:: What you are asked to do ::
Reproduce the following lines verbatim across all of the material, omitting the pictures from your answer.

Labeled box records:
** START **
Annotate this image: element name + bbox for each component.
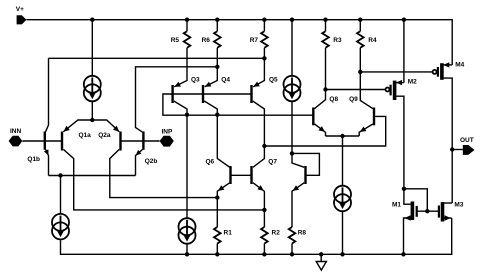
svg-text:M4: M4 [455,61,464,68]
svg-text:V+: V+ [16,6,24,13]
svg-text:R3: R3 [333,37,342,44]
svg-text:R7: R7 [250,37,259,44]
svg-text:Q2a: Q2a [98,132,111,139]
svg-text:M3: M3 [454,202,463,209]
svg-text:R2: R2 [272,230,281,237]
svg-text:M2: M2 [408,78,417,85]
svg-text:M1: M1 [392,202,401,209]
svg-text:INP: INP [162,128,174,135]
svg-text:R1: R1 [224,230,233,237]
svg-text:Q8: Q8 [329,96,338,103]
svg-text:R5: R5 [171,37,180,44]
svg-text:R8: R8 [298,230,307,237]
svg-text:Q1b: Q1b [27,156,40,163]
svg-text:INN: INN [10,128,22,135]
svg-text:Q9: Q9 [349,96,358,103]
svg-text:Q1a: Q1a [79,132,92,139]
svg-text:Q6: Q6 [206,159,215,166]
svg-text:Q3: Q3 [191,76,200,83]
svg-text:Q4: Q4 [221,76,230,83]
svg-text:R4: R4 [368,37,377,44]
svg-text:R6: R6 [202,37,211,44]
svg-text:OUT: OUT [460,137,474,144]
svg-text:Q7: Q7 [268,159,277,166]
svg-text:Q5: Q5 [269,77,278,84]
svg-text:Q2b: Q2b [145,158,158,165]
** END **
:: Right answer ::
Annotate this image: element name + bbox for each component.
svg-text:M4: M4 [455,61,464,68]
svg-text:V+: V+ [16,6,24,13]
svg-text:R3: R3 [333,37,342,44]
svg-text:R7: R7 [250,37,259,44]
svg-text:Q2a: Q2a [98,132,111,139]
svg-text:M3: M3 [454,202,463,209]
svg-text:R2: R2 [272,230,281,237]
svg-text:M2: M2 [408,78,417,85]
svg-text:M1: M1 [392,202,401,209]
svg-text:INP: INP [162,128,174,135]
svg-text:R1: R1 [224,230,233,237]
svg-text:Q8: Q8 [329,96,338,103]
svg-text:R5: R5 [171,37,180,44]
svg-text:R8: R8 [298,230,307,237]
svg-text:Q1b: Q1b [27,156,40,163]
svg-text:INN: INN [10,128,22,135]
svg-text:Q9: Q9 [349,96,358,103]
svg-text:Q1a: Q1a [79,132,92,139]
svg-text:Q6: Q6 [206,159,215,166]
svg-text:Q3: Q3 [191,76,200,83]
svg-text:Q4: Q4 [221,76,230,83]
svg-text:R4: R4 [368,37,377,44]
svg-text:R6: R6 [202,37,211,44]
svg-text:OUT: OUT [460,137,474,144]
svg-text:Q7: Q7 [268,159,277,166]
svg-text:Q5: Q5 [269,77,278,84]
svg-text:Q2b: Q2b [145,158,158,165]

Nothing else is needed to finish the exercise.